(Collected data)
________________________

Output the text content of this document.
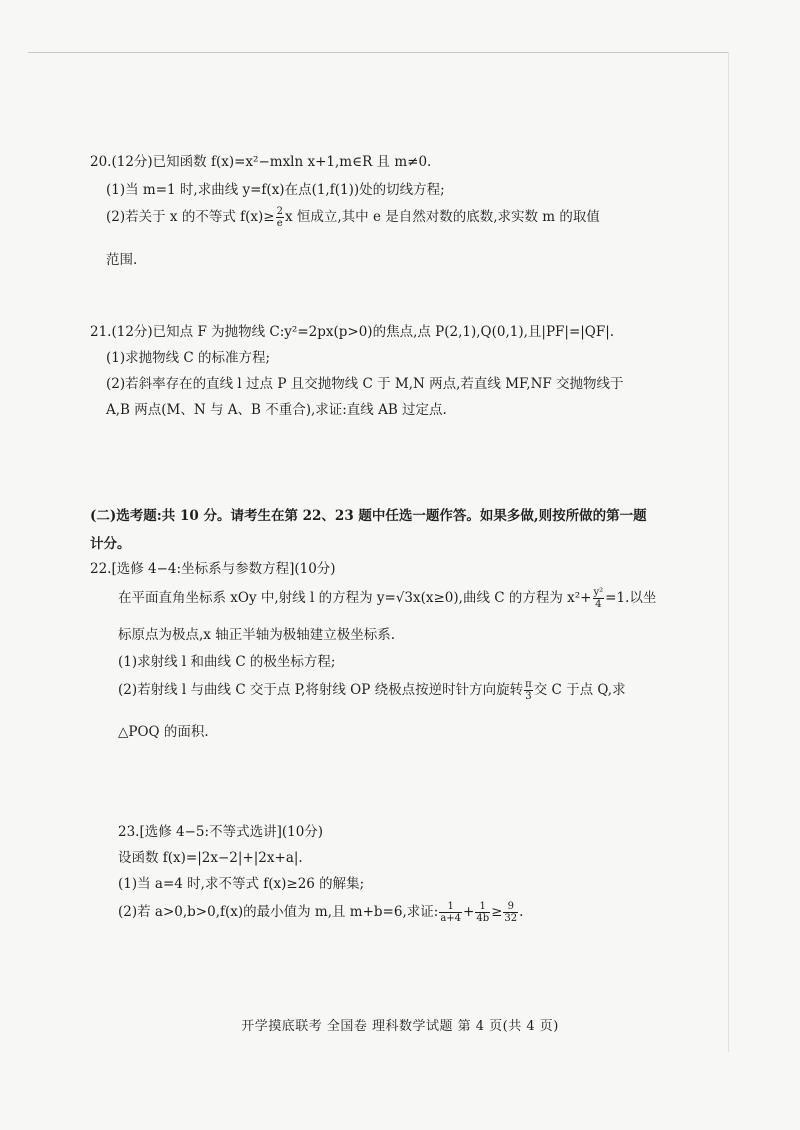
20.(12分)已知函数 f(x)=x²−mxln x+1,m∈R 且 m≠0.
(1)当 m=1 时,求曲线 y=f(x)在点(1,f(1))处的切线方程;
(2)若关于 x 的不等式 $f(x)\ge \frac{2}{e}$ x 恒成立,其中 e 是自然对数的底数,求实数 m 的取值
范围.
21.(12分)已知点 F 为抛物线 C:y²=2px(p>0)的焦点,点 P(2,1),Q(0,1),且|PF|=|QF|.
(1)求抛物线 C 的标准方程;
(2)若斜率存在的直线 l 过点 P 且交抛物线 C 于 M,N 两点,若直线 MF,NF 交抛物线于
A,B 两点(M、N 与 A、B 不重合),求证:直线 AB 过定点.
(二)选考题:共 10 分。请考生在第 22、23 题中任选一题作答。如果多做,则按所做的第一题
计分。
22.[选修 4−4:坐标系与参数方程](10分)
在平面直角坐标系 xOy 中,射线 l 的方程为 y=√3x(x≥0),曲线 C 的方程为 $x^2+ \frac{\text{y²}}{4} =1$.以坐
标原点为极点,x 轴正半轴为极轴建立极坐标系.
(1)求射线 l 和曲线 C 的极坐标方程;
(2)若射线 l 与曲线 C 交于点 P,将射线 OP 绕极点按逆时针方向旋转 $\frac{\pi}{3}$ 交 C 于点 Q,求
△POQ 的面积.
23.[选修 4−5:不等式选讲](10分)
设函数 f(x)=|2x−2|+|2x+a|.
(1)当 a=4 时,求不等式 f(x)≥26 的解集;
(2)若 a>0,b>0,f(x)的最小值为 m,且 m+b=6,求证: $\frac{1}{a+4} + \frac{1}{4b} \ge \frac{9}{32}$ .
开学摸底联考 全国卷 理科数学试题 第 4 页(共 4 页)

________________________

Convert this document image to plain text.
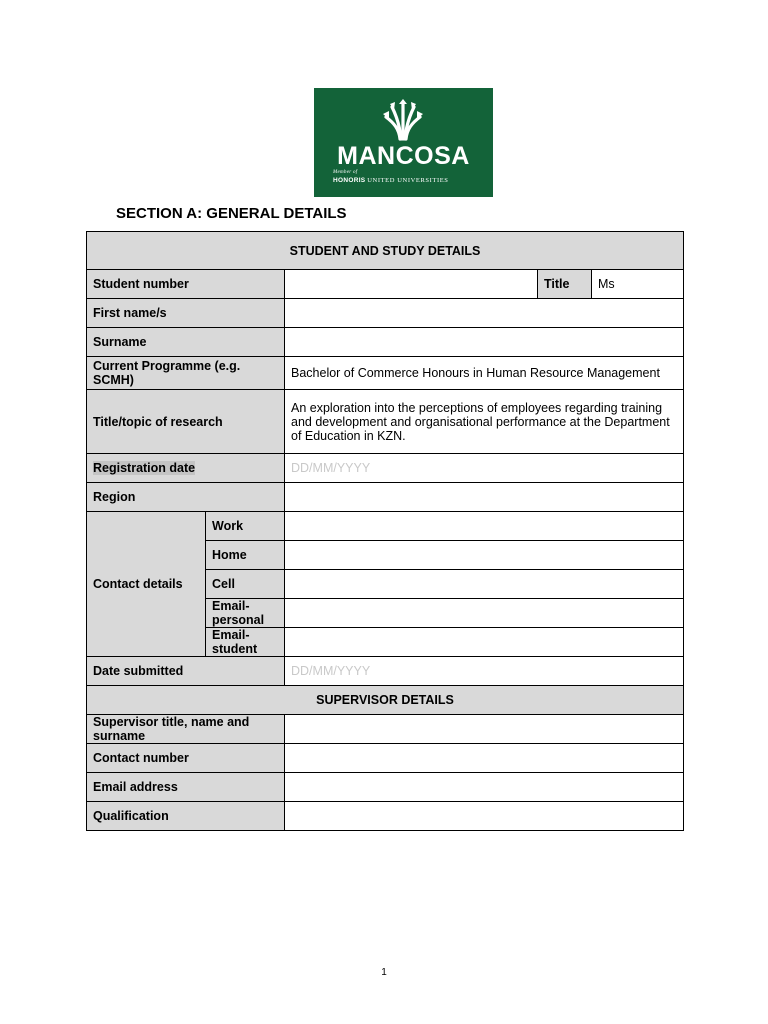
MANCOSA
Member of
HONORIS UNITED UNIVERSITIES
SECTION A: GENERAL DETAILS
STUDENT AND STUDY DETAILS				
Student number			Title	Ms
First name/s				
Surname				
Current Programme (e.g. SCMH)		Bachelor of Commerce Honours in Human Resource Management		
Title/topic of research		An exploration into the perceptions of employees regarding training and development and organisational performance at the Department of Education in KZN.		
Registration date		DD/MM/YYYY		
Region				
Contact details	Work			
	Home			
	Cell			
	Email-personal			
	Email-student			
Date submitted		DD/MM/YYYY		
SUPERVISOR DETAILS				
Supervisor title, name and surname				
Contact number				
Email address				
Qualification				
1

________________________

> **INSTRUCTION**
Gather all lines from the records above in which "text" appears.

> **WORKED SOLUTION**
Output the text content of this document.
在平面直角坐标系 xOy 中,射线 l 的方程为 y=√3x(x≥0),曲线 C 的方程为 $x^2+ \frac{\text{y²}}{4} =1$.以坐
Convert this document image to plain text.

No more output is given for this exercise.